Data entries:
* Begin *
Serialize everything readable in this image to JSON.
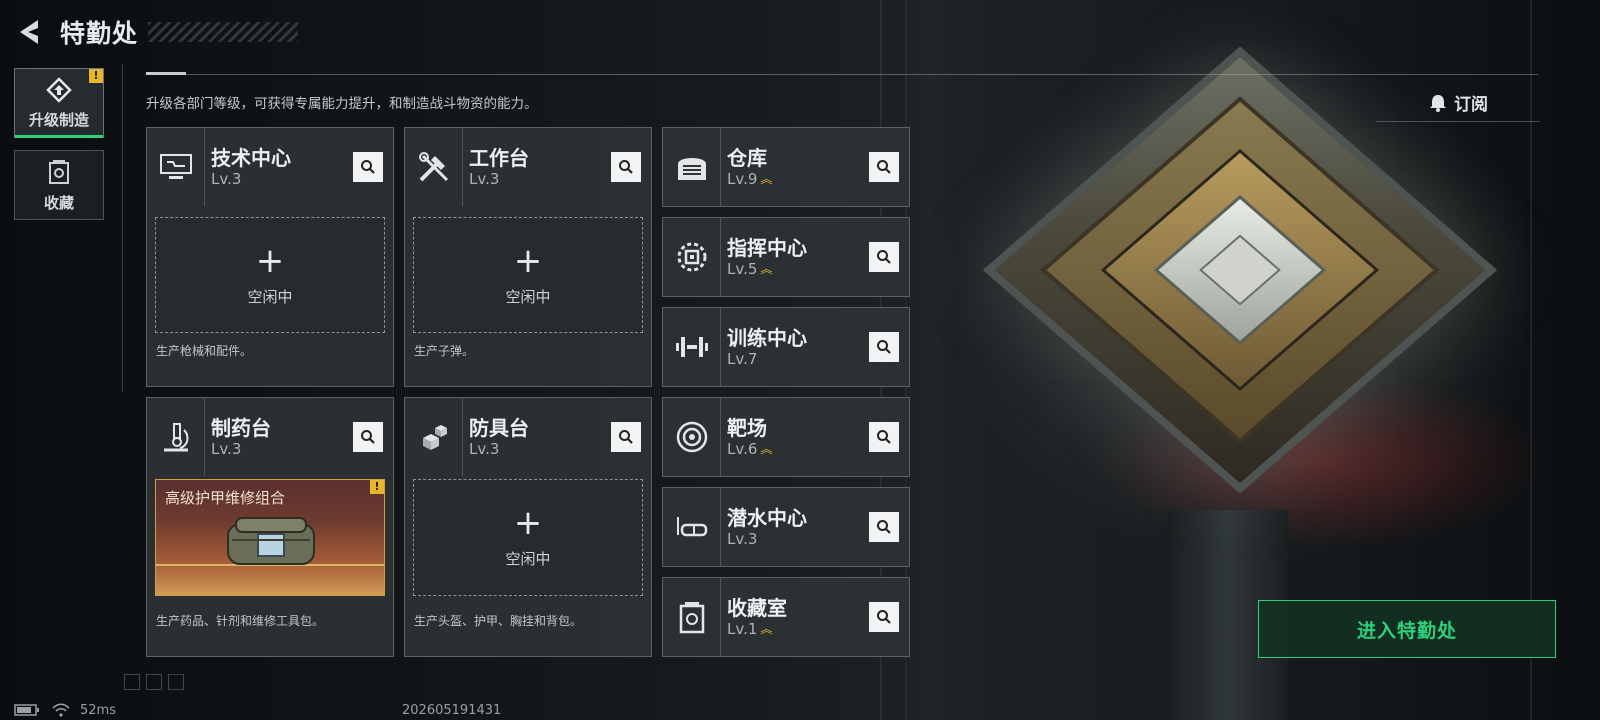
{
  "header": {
    "title": "特勤处"
  },
  "nav": {
    "tabs": [
      {
        "label": "升级制造",
        "active": true,
        "alert": "!"
      },
      {
        "label": "收藏",
        "active": false
      }
    ]
  },
  "description": "升级各部门等级，可获得专属能力提升，和制造战斗物资的能力。",
  "subscribe": {
    "label": "订阅"
  },
  "facilities": [
    {
      "name": "技术中心",
      "level": "Lv.3",
      "slot_status": "空闲中",
      "subtitle": "生产枪械和配件。",
      "icon": "monitor-icon",
      "upgradable": false
    },
    {
      "name": "工作台",
      "level": "Lv.3",
      "slot_status": "空闲中",
      "subtitle": "生产子弹。",
      "icon": "tools-icon",
      "upgradable": false
    },
    {
      "name": "制药台",
      "level": "Lv.3",
      "product": "高级护甲维修组合",
      "product_alert": "!",
      "subtitle": "生产药品、针剂和维修工具包。",
      "icon": "microscope-icon",
      "upgradable": false
    },
    {
      "name": "防具台",
      "level": "Lv.3",
      "slot_status": "空闲中",
      "subtitle": "生产头盔、护甲、胸挂和背包。",
      "icon": "armor-boxes-icon",
      "upgradable": false
    }
  ],
  "departments": [
    {
      "name": "仓库",
      "level": "Lv.9",
      "icon": "warehouse-icon",
      "upgradable": true
    },
    {
      "name": "指挥中心",
      "level": "Lv.5",
      "icon": "chip-icon",
      "upgradable": true
    },
    {
      "name": "训练中心",
      "level": "Lv.7",
      "icon": "dumbbell-icon",
      "upgradable": false
    },
    {
      "name": "靶场",
      "level": "Lv.6",
      "icon": "target-icon",
      "upgradable": true
    },
    {
      "name": "潜水中心",
      "level": "Lv.3",
      "icon": "diving-mask-icon",
      "upgradable": false
    },
    {
      "name": "收藏室",
      "level": "Lv.1",
      "icon": "collection-icon",
      "upgradable": true
    }
  ],
  "cta": {
    "label": "进入特勤处"
  },
  "status": {
    "ping": "52ms",
    "build": "202605191431"
  },
  "colors": {
    "accent": "#2fd07a",
    "warning": "#e7b62a",
    "level_up": "#e5b340"
  }
}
* End *
_EXERCISE DIRECTIONS_
In the records above, find the lines containing "name" and copy them.

_ANSWER TO THE EXERCISE_
      "name": "技术中心",
      "name": "工作台",
      "name": "制药台",
      "name": "防具台",
      "name": "仓库",
      "name": "指挥中心",
      "name": "训练中心",
      "name": "靶场",
      "name": "潜水中心",
      "name": "收藏室",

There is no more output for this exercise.